What is required =>
Repeat the listing in full. Nothing may be added or left out.

Input =>
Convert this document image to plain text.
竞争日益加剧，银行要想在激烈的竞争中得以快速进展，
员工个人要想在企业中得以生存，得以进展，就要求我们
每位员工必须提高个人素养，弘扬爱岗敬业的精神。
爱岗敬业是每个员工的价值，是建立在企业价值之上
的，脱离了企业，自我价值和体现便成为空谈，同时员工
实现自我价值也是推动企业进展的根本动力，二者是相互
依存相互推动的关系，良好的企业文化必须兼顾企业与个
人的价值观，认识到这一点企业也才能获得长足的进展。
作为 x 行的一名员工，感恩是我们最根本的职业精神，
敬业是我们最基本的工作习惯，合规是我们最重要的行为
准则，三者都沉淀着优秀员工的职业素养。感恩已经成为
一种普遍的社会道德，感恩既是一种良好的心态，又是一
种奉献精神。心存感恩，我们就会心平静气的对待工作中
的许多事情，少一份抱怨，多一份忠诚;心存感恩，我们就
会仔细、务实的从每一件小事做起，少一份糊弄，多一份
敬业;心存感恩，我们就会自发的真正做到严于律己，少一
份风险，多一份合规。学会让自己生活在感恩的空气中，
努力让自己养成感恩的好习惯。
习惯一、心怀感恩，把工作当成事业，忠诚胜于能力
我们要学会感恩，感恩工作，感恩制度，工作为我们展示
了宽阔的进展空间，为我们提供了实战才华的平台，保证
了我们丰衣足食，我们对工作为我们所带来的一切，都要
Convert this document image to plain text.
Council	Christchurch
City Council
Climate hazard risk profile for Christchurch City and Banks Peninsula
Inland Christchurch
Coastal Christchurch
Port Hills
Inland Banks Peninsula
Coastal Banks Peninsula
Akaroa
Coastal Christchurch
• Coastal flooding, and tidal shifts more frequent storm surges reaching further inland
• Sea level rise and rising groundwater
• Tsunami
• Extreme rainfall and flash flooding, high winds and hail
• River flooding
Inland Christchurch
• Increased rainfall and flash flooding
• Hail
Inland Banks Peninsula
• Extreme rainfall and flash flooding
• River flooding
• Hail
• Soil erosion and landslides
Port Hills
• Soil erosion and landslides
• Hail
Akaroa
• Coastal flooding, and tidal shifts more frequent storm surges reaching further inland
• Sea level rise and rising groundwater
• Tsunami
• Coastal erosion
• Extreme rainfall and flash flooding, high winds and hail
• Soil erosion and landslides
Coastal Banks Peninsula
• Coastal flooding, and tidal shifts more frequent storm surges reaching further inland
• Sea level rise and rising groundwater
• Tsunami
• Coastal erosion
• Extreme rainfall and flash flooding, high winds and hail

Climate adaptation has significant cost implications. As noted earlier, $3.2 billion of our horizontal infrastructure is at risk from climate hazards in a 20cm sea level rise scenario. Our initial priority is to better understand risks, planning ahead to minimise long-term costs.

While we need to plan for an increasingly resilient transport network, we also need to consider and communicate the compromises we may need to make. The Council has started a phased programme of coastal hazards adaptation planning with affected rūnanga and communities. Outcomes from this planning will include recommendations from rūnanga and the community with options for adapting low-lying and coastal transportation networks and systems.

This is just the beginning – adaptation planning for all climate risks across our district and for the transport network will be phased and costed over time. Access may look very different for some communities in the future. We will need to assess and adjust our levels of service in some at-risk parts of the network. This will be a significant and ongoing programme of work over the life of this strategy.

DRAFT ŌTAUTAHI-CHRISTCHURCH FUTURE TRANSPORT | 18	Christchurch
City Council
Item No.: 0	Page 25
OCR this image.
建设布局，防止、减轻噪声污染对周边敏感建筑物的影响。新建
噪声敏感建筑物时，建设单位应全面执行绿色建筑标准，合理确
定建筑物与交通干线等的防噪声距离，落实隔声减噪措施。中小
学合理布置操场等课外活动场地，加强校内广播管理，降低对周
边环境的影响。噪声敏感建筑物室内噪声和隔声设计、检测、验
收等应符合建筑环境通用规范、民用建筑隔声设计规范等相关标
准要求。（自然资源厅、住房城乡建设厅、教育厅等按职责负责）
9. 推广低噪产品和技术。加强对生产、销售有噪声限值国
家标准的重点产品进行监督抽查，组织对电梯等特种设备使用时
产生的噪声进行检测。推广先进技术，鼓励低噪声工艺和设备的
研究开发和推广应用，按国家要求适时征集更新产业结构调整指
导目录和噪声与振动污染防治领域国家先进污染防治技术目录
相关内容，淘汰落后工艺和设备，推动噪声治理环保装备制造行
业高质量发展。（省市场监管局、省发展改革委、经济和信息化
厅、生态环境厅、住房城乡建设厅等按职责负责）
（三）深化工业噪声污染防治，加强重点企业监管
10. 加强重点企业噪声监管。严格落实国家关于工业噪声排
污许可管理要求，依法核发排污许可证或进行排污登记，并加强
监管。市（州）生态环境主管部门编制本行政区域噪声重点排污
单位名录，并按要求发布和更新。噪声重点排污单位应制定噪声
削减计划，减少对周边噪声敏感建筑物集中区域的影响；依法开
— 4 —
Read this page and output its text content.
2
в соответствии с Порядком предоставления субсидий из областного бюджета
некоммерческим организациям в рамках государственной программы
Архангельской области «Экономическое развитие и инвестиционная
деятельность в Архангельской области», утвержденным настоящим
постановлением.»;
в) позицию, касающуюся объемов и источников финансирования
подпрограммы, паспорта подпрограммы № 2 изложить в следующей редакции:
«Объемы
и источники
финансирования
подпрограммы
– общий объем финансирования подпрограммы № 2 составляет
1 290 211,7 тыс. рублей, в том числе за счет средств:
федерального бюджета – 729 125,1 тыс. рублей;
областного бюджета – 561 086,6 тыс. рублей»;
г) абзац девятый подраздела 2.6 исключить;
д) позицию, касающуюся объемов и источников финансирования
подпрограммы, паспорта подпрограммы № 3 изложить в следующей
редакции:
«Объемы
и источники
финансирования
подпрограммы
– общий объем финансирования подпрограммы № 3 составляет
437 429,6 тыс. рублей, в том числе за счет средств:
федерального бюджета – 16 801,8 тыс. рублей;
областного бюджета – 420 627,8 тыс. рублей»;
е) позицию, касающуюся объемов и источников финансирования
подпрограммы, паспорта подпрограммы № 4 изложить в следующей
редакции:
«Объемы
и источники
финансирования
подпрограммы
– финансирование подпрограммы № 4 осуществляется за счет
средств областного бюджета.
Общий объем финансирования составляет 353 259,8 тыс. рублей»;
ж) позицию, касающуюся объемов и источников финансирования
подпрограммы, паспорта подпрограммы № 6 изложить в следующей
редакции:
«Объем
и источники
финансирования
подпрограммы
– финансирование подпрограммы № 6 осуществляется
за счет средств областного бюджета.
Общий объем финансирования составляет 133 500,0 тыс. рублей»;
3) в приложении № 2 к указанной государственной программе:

Answer to the exercise =>
Convert this document image to plain text.
竞争日益加剧，银行要想在激烈的竞争中得以快速进展，
员工个人要想在企业中得以生存，得以进展，就要求我们
每位员工必须提高个人素养，弘扬爱岗敬业的精神。
爱岗敬业是每个员工的价值，是建立在企业价值之上
的，脱离了企业，自我价值和体现便成为空谈，同时员工
实现自我价值也是推动企业进展的根本动力，二者是相互
依存相互推动的关系，良好的企业文化必须兼顾企业与个
人的价值观，认识到这一点企业也才能获得长足的进展。
作为 x 行的一名员工，感恩是我们最根本的职业精神，
敬业是我们最基本的工作习惯，合规是我们最重要的行为
准则，三者都沉淀着优秀员工的职业素养。感恩已经成为
一种普遍的社会道德，感恩既是一种良好的心态，又是一
种奉献精神。心存感恩，我们就会心平静气的对待工作中
的许多事情，少一份抱怨，多一份忠诚;心存感恩，我们就
会仔细、务实的从每一件小事做起，少一份糊弄，多一份
敬业;心存感恩，我们就会自发的真正做到严于律己，少一
份风险，多一份合规。学会让自己生活在感恩的空气中，
努力让自己养成感恩的好习惯。
习惯一、心怀感恩，把工作当成事业，忠诚胜于能力
我们要学会感恩，感恩工作，感恩制度，工作为我们展示
了宽阔的进展空间，为我们提供了实战才华的平台，保证
了我们丰衣足食，我们对工作为我们所带来的一切，都要
Convert this document image to plain text.
Council	Christchurch
City Council
Climate hazard risk profile for Christchurch City and Banks Peninsula
Inland Christchurch
Coastal Christchurch
Port Hills
Inland Banks Peninsula
Coastal Banks Peninsula
Akaroa
Coastal Christchurch
• Coastal flooding, and tidal shifts more frequent storm surges reaching further inland
• Sea level rise and rising groundwater
• Tsunami
• Extreme rainfall and flash flooding, high winds and hail
• River flooding
Inland Christchurch
• Increased rainfall and flash flooding
• Hail
Inland Banks Peninsula
• Extreme rainfall and flash flooding
• River flooding
• Hail
• Soil erosion and landslides
Port Hills
• Soil erosion and landslides
• Hail
Akaroa
• Coastal flooding, and tidal shifts more frequent storm surges reaching further inland
• Sea level rise and rising groundwater
• Tsunami
• Coastal erosion
• Extreme rainfall and flash flooding, high winds and hail
• Soil erosion and landslides
Coastal Banks Peninsula
• Coastal flooding, and tidal shifts more frequent storm surges reaching further inland
• Sea level rise and rising groundwater
• Tsunami
• Coastal erosion
• Extreme rainfall and flash flooding, high winds and hail

Climate adaptation has significant cost implications. As noted earlier, $3.2 billion of our horizontal infrastructure is at risk from climate hazards in a 20cm sea level rise scenario. Our initial priority is to better understand risks, planning ahead to minimise long-term costs.

While we need to plan for an increasingly resilient transport network, we also need to consider and communicate the compromises we may need to make. The Council has started a phased programme of coastal hazards adaptation planning with affected rūnanga and communities. Outcomes from this planning will include recommendations from rūnanga and the community with options for adapting low-lying and coastal transportation networks and systems.

This is just the beginning – adaptation planning for all climate risks across our district and for the transport network will be phased and costed over time. Access may look very different for some communities in the future. We will need to assess and adjust our levels of service in some at-risk parts of the network. This will be a significant and ongoing programme of work over the life of this strategy.

DRAFT ŌTAUTAHI-CHRISTCHURCH FUTURE TRANSPORT | 18	Christchurch
City Council
Item No.: 0	Page 25
OCR this image.
建设布局，防止、减轻噪声污染对周边敏感建筑物的影响。新建
噪声敏感建筑物时，建设单位应全面执行绿色建筑标准，合理确
定建筑物与交通干线等的防噪声距离，落实隔声减噪措施。中小
学合理布置操场等课外活动场地，加强校内广播管理，降低对周
边环境的影响。噪声敏感建筑物室内噪声和隔声设计、检测、验
收等应符合建筑环境通用规范、民用建筑隔声设计规范等相关标
准要求。（自然资源厅、住房城乡建设厅、教育厅等按职责负责）
9. 推广低噪产品和技术。加强对生产、销售有噪声限值国
家标准的重点产品进行监督抽查，组织对电梯等特种设备使用时
产生的噪声进行检测。推广先进技术，鼓励低噪声工艺和设备的
研究开发和推广应用，按国家要求适时征集更新产业结构调整指
导目录和噪声与振动污染防治领域国家先进污染防治技术目录
相关内容，淘汰落后工艺和设备，推动噪声治理环保装备制造行
业高质量发展。（省市场监管局、省发展改革委、经济和信息化
厅、生态环境厅、住房城乡建设厅等按职责负责）
（三）深化工业噪声污染防治，加强重点企业监管
10. 加强重点企业噪声监管。严格落实国家关于工业噪声排
污许可管理要求，依法核发排污许可证或进行排污登记，并加强
监管。市（州）生态环境主管部门编制本行政区域噪声重点排污
单位名录，并按要求发布和更新。噪声重点排污单位应制定噪声
削减计划，减少对周边噪声敏感建筑物集中区域的影响；依法开
— 4 —
Read this page and output its text content.
2
в соответствии с Порядком предоставления субсидий из областного бюджета
некоммерческим организациям в рамках государственной программы
Архангельской области «Экономическое развитие и инвестиционная
деятельность в Архангельской области», утвержденным настоящим
постановлением.»;
в) позицию, касающуюся объемов и источников финансирования
подпрограммы, паспорта подпрограммы № 2 изложить в следующей редакции:
«Объемы
и источники
финансирования
подпрограммы
– общий объем финансирования подпрограммы № 2 составляет
1 290 211,7 тыс. рублей, в том числе за счет средств:
федерального бюджета – 729 125,1 тыс. рублей;
областного бюджета – 561 086,6 тыс. рублей»;
г) абзац девятый подраздела 2.6 исключить;
д) позицию, касающуюся объемов и источников финансирования
подпрограммы, паспорта подпрограммы № 3 изложить в следующей
редакции:
«Объемы
и источники
финансирования
подпрограммы
– общий объем финансирования подпрограммы № 3 составляет
437 429,6 тыс. рублей, в том числе за счет средств:
федерального бюджета – 16 801,8 тыс. рублей;
областного бюджета – 420 627,8 тыс. рублей»;
е) позицию, касающуюся объемов и источников финансирования
подпрограммы, паспорта подпрограммы № 4 изложить в следующей
редакции:
«Объемы
и источники
финансирования
подпрограммы
– финансирование подпрограммы № 4 осуществляется за счет
средств областного бюджета.
Общий объем финансирования составляет 353 259,8 тыс. рублей»;
ж) позицию, касающуюся объемов и источников финансирования
подпрограммы, паспорта подпрограммы № 6 изложить в следующей
редакции:
«Объем
и источники
финансирования
подпрограммы
– финансирование подпрограммы № 6 осуществляется
за счет средств областного бюджета.
Общий объем финансирования составляет 133 500,0 тыс. рублей»;
3) в приложении № 2 к указанной государственной программе:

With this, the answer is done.